What is expected.
Where a line contains the word "Speed", copy that line in full.

[start of Given data]

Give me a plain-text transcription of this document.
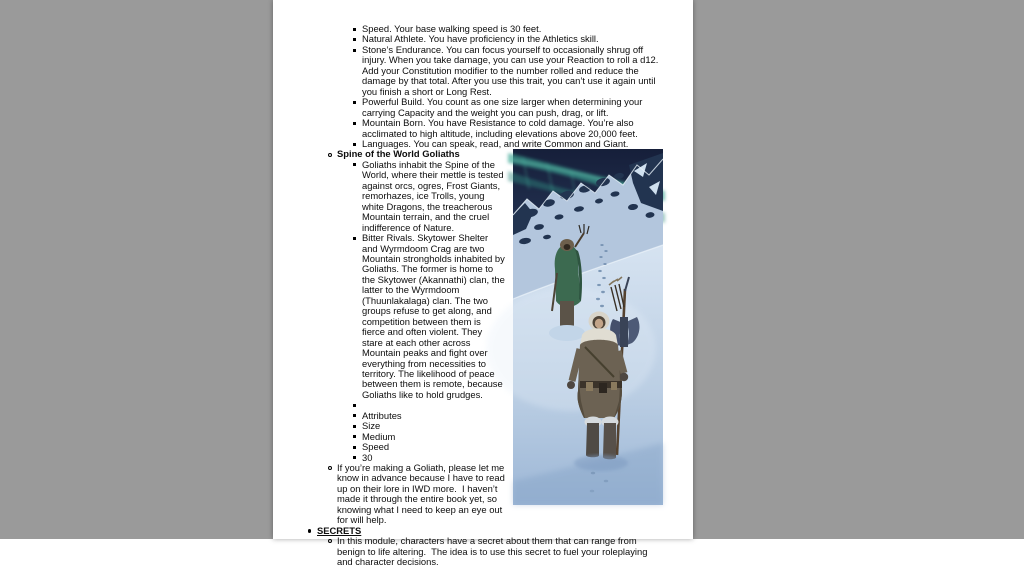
Speed. Your base walking speed is 30 feet.
Natural Athlete. You have proficiency in the Athletics skill.
Stone’s Endurance. You can focus yourself to occasionally shrug off injury. When you take damage, you can use your Reaction to roll a d12. Add your Constitution modifier to the number rolled and reduce the damage by that total. After you use this trait, you can’t use it again until you finish a short or Long Rest.
Powerful Build. You count as one size larger when determining your carrying Capacity and the weight you can push, drag, or lift.
Mountain Born. You have Resistance to cold damage. You’re also acclimated to high altitude, including elevations above 20,000 feet.
Languages. You can speak, read, and write Common and Giant.
Spine of the World Goliaths
Goliaths inhabit the Spine of the World, where their mettle is tested against orcs, ogres, Frost Giants, remorhazes, ice Trolls, young white Dragons, the treacherous Mountain terrain, and the cruel indifference of Nature.
Bitter Rivals. Skytower Shelter and Wyrmdoom Crag are two Mountain strongholds inhabited by Goliaths. The former is home to the Skytower (Akannathi) clan, the latter to the Wyrmdoom (Thuunlakalaga) clan. The two groups refuse to get along, and competition between them is fierce and often violent. They stare at each other across Mountain peaks and fight over everything from necessities to territory. The likelihood of peace between them is remote, because Goliaths like to hold grudges.
Attributes
Size
Medium
Speed
30
If you’re making a Goliath, please let me know in advance because I have to read up on their lore in IWD more.  I haven’t made it through the entire book yet, so knowing what I need to keep an eye out for will help.
SECRETS
In this module, characters have a secret about them that can range from benign to life altering.  The idea is to use this secret to fuel your roleplaying and character decisions.
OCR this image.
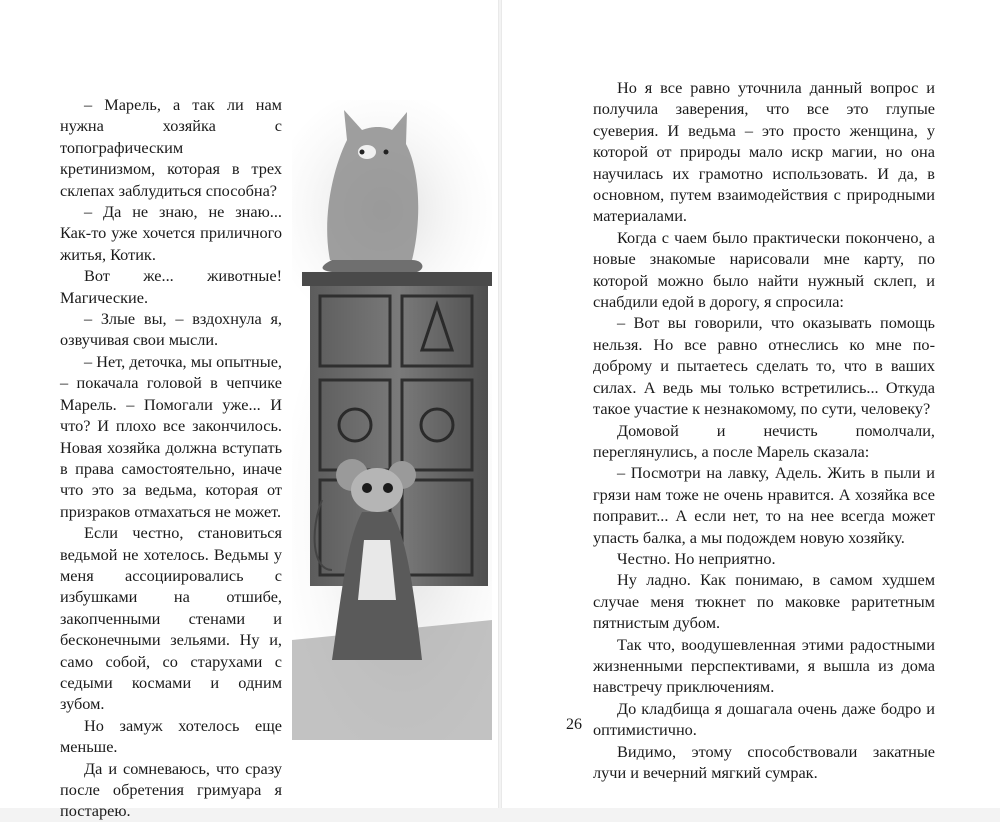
– Марель, а так ли нам нужна хозяйка с топографическим кретинизмом, которая в трех склепах заблудиться способна?

– Да не знаю, не знаю... Как-то уже хочется приличного житья, Котик.

Вот же... животные! Магические.

– Злые вы, – вздохнула я, озвучивая свои мысли.

– Нет, деточка, мы опытные, – покачала головой в чепчике Марель. – Помогали уже... И что? И плохо все закончилось. Новая хозяйка должна вступать в права самостоятельно, иначе что это за ведьма, которая от призраков отмахаться не может.

Если честно, становиться ведьмой не хотелось. Ведьмы у меня ассоциировались с избушками на отшибе, закопченными стенами и бесконечными зельями. Ну и, само собой, со старухами с седыми космами и одним зубом.

Но замуж хотелось еще меньше.

Да и сомневаюсь, что сразу после обретения гримуара я постарею.

Но я все равно уточнила данный вопрос и получила заверения, что все это глупые суеверия. И ведьма – это просто женщина, у которой от природы мало искр магии, но она научилась их грамотно использовать. И да, в основном, путем взаимодействия с природными материалами.

Когда с чаем было практически покончено, а новые знакомые нарисовали мне карту, по которой можно было найти нужный склеп, и снабдили едой в дорогу, я спросила:

– Вот вы говорили, что оказывать помощь нельзя. Но все равно отнеслись ко мне по-доброму и пытаетесь сделать то, что в ваших силах. А ведь мы только встретились... Откуда такое участие к незнакомому, по сути, человеку?

Домовой и нечисть помолчали, переглянулись, а после Марель сказала:

– Посмотри на лавку, Адель. Жить в пыли и грязи нам тоже не очень нравится. А хозяйка все поправит... А если нет, то на нее всегда может упасть балка, а мы подождем новую хозяйку.

Честно. Но неприятно.

Ну ладно. Как понимаю, в самом худшем случае меня тюкнет по маковке раритетным пятнистым дубом.

Так что, воодушевленная этими радостными жизненными перспективами, я вышла из дома навстречу приключениям.

До кладбища я дошагала очень даже бодро и оптимистично.

Видимо, этому способствовали закатные лучи и вечерний мягкий сумрак.

26
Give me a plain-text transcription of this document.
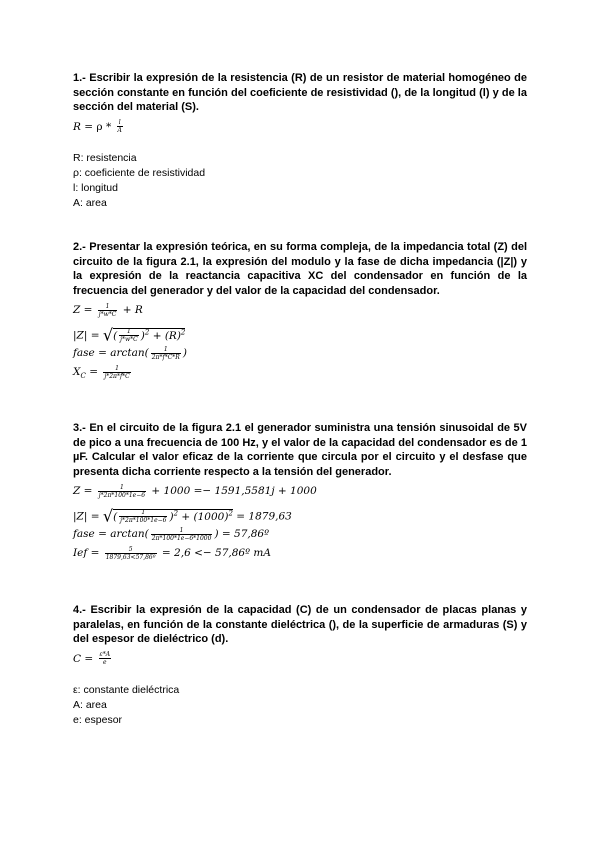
1.- Escribir la expresión de la resistencia (R) de un resistor de material homogéneo de sección constante en función del coeficiente de resistividad (), de la longitud (l) y de la sección del material (S).

$R = \rho * \frac{l}{A}$
R: resistencia
ρ: coeficiente de resistividad
l: longitud
A: area

2.- Presentar la expresión teórica, en su forma compleja, de la impedancia total (Z) del circuito de la figura 2.1, la expresión del modulo y la fase de dicha impedancia (|Z|) y la expresión de la reactancia capacitiva XC del condensador en función de la frecuencia del generador y del valor de la capacidad del condensador.

$Z = \frac{1}{j*w*C} + R$
|Z| = √( $\frac{1}{j*w*C} )^2 + (R)^2$
fase = $\arctan( \frac{1}{2\pi*f*C*R}$ )
$X_C = \frac{1}{j*2\pi*f*C}$

3.- En el circuito de la figura 2.1 el generador suministra una tensión sinusoidal de 5V de pico a una frecuencia de 100 Hz, y el valor de la capacidad del condensador es de 1 µF. Calcular el valor eficaz de la corriente que circula por el circuito y el desfase que presenta dicha corriente respecto a la tensión del generador.

$Z = \frac{1}{j*2\pi*100*1e-6} + 1000 =- 1591,5581j + 1000$
|Z| = √( $\frac{1}{j*2\pi*100*1e-6} )^2 + (1000)^2 = 1879,63$
fase = $\arctan( \frac{1}{2\pi*100*1e-6*1000}$ ) = 57,86º
Ief = $\frac{5}{\text{1879,63<57,86º}} = 2,6$ <− 57,86º mA

4.- Escribir la expresión de la capacidad (C) de un condensador de placas planas y paralelas, en función de la constante dieléctrica (), de la superficie de armaduras (S) y del espesor de dieléctrico (d).

$C = \frac{\varepsilon*A}{e}$
ε: constante dieléctrica
A: area
e: espesor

[end of Given data]

Complete answer.
Speed. Your base walking speed is 30 feet.
Speed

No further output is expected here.